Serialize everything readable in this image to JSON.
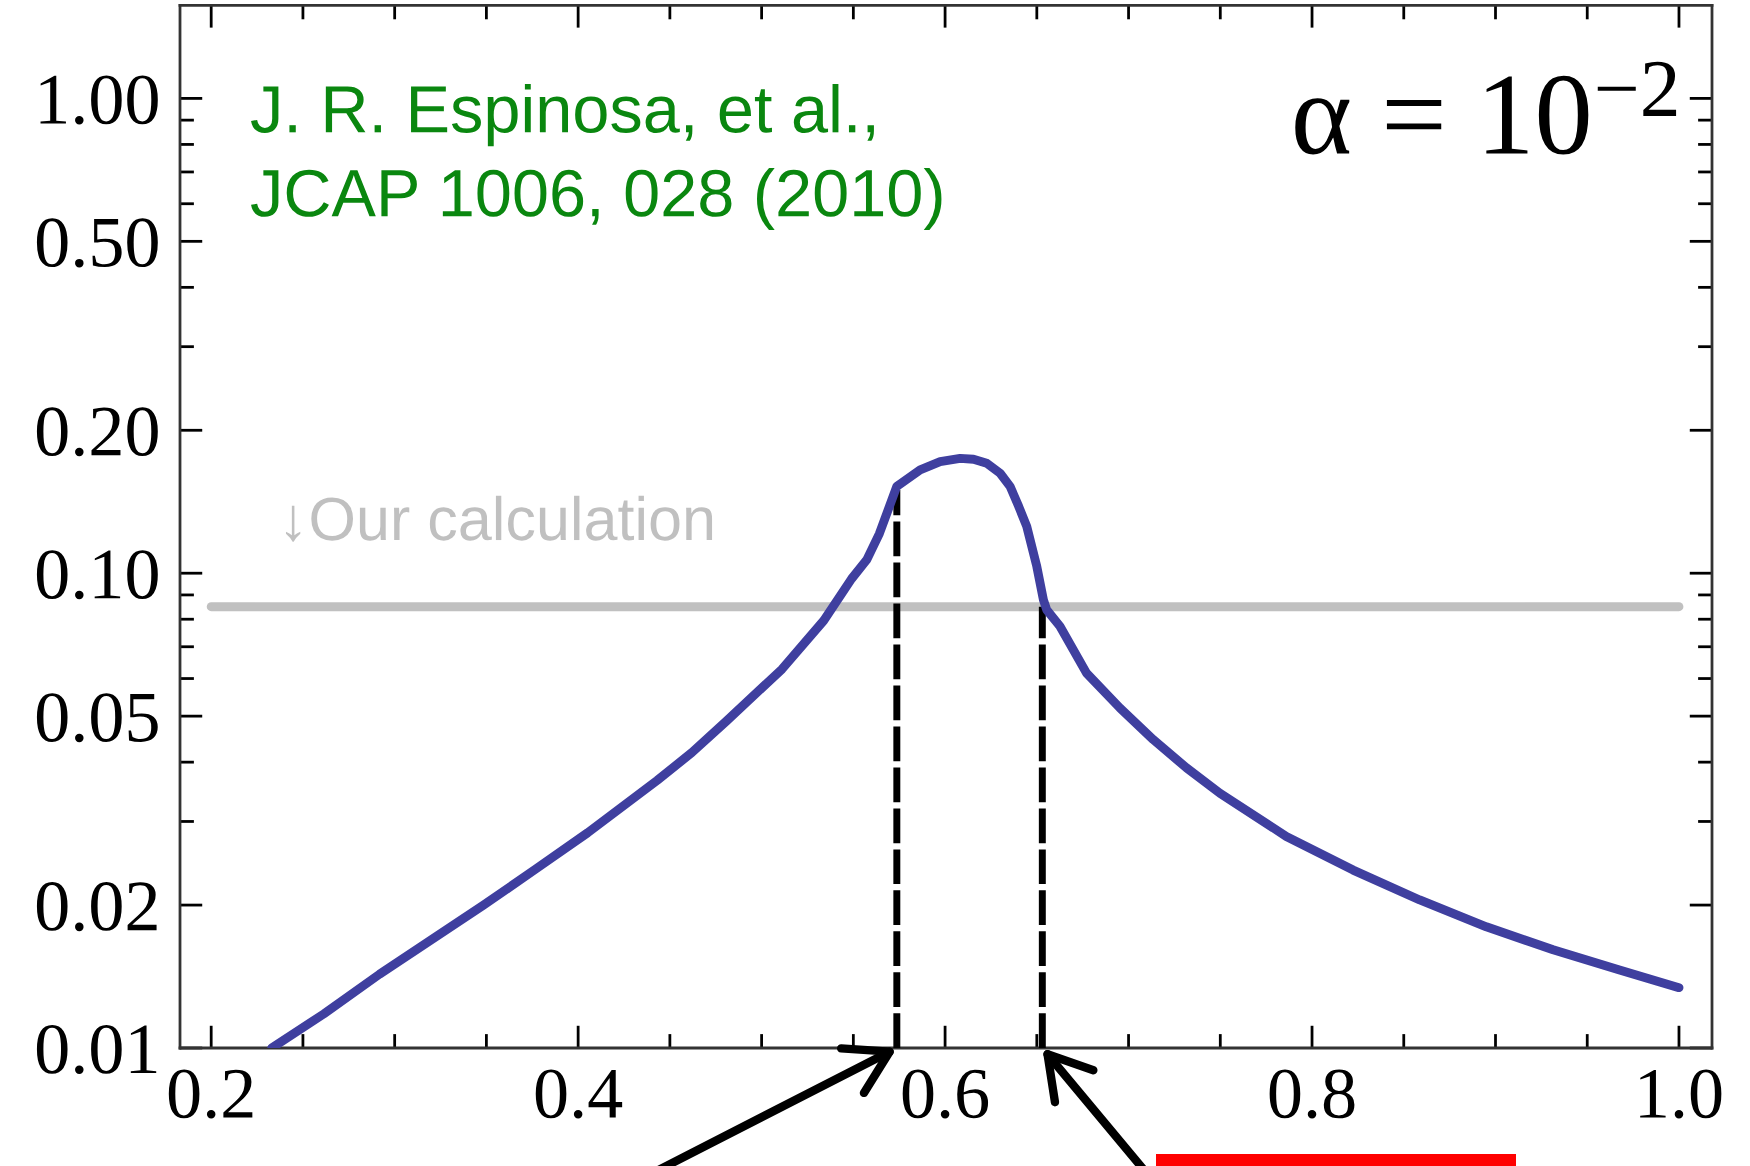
{
  "chart_data": {
    "type": "line",
    "log": "y",
    "xlim": [
      0.183,
      1.018
    ],
    "ylim": [
      0.01,
      1.57
    ],
    "xticks": [
      0.2,
      {
        "value": 0.25,
        "label": null
      },
      {
        "value": 0.3,
        "label": null
      },
      {
        "value": 0.35,
        "label": null
      },
      0.4,
      {
        "value": 0.45,
        "label": null
      },
      {
        "value": 0.5,
        "label": null
      },
      {
        "value": 0.55,
        "label": null
      },
      0.6,
      {
        "value": 0.65,
        "label": null
      },
      {
        "value": 0.7,
        "label": null
      },
      {
        "value": 0.75,
        "label": null
      },
      0.8,
      {
        "value": 0.85,
        "label": null
      },
      {
        "value": 0.9,
        "label": null
      },
      {
        "value": 0.95,
        "label": null
      },
      {
        "value": 1,
        "label": "1.0"
      }
    ],
    "yticks": [
      0.01,
      0.02,
      {
        "value": 0.03,
        "label": null
      },
      {
        "value": 0.04,
        "label": null
      },
      0.05,
      {
        "value": 0.06,
        "label": null
      },
      {
        "value": 0.07,
        "label": null
      },
      {
        "value": 0.08,
        "label": null
      },
      {
        "value": 0.09,
        "label": null
      },
      {
        "value": 0.1,
        "label": "0.10"
      },
      {
        "value": 0.2,
        "label": "0.20"
      },
      {
        "value": 0.3,
        "label": null
      },
      {
        "value": 0.4,
        "label": null
      },
      {
        "value": 0.5,
        "label": "0.50"
      },
      {
        "value": 0.6,
        "label": null
      },
      {
        "value": 0.7,
        "label": null
      },
      {
        "value": 0.8,
        "label": null
      },
      {
        "value": 0.9,
        "label": null
      },
      {
        "value": 1,
        "label": "1.00"
      }
    ],
    "annotations": [
      "J. R. Espinosa, et al.,\nJCAP 1006, 028 (2010)",
      "α = 10$^{−2}$"
    ],
    "series": [
      {
        "name": "↓Our calculation",
        "color": "#c0c0c0",
        "x": [
          0.2,
          1
        ],
        "values": [
          0.085,
          0.085
        ]
      },
      {
        "color": "#000000",
        "line_style": "dashed",
        "x": [
          0.5737,
          0.5737
        ],
        "values": [
          0.01,
          0.15
        ]
      },
      {
        "color": "#000000",
        "line_style": "dashed",
        "x": [
          0.653,
          0.653
        ],
        "values": [
          0.01,
          0.085
        ]
      },
      {
        "color": "#3f3f9f",
        "x": [
          0.233,
          0.2614,
          0.2917,
          0.32,
          0.3485,
          0.3768,
          0.4052,
          0.443,
          0.462,
          0.4808,
          0.5111,
          0.5339,
          0.549,
          0.5573,
          0.5642,
          0.5737,
          0.5864,
          0.5973,
          0.6082,
          0.6155,
          0.6227,
          0.63,
          0.6354,
          0.6401,
          0.6445,
          0.65,
          0.6536,
          0.6554,
          0.6626,
          0.6771,
          0.6953,
          0.7135,
          0.7316,
          0.7498,
          0.786,
          0.8224,
          0.8587,
          0.895,
          0.9314,
          0.9676,
          1
        ],
        "values": [
          0.01,
          0.0118,
          0.0143,
          0.0169,
          0.02,
          0.0238,
          0.0284,
          0.0366,
          0.0419,
          0.0488,
          0.0628,
          0.0795,
          0.0973,
          0.1067,
          0.1212,
          0.1524,
          0.1651,
          0.1717,
          0.1745,
          0.1738,
          0.1705,
          0.1624,
          0.1524,
          0.1383,
          0.1255,
          0.1033,
          0.0879,
          0.0837,
          0.0773,
          0.0616,
          0.052,
          0.0446,
          0.0389,
          0.0344,
          0.0279,
          0.0237,
          0.0205,
          0.018,
          0.0161,
          0.0146,
          0.0134
        ]
      }
    ]
  }
}
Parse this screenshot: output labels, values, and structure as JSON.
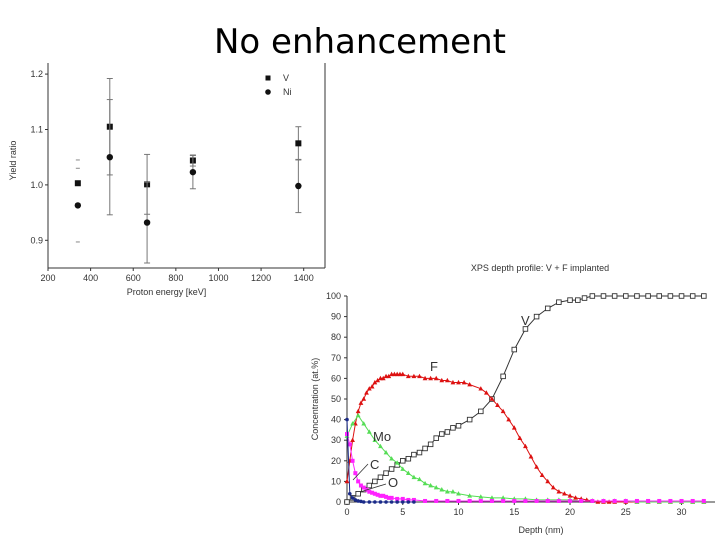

# Stated exercise:
Copy each line of the listing in which the word "JSON" can be found.

# Solution for this problem:
Serialize everything readable in this image to JSON.
Parse this screenshot: output labels, values, and structure as JSON.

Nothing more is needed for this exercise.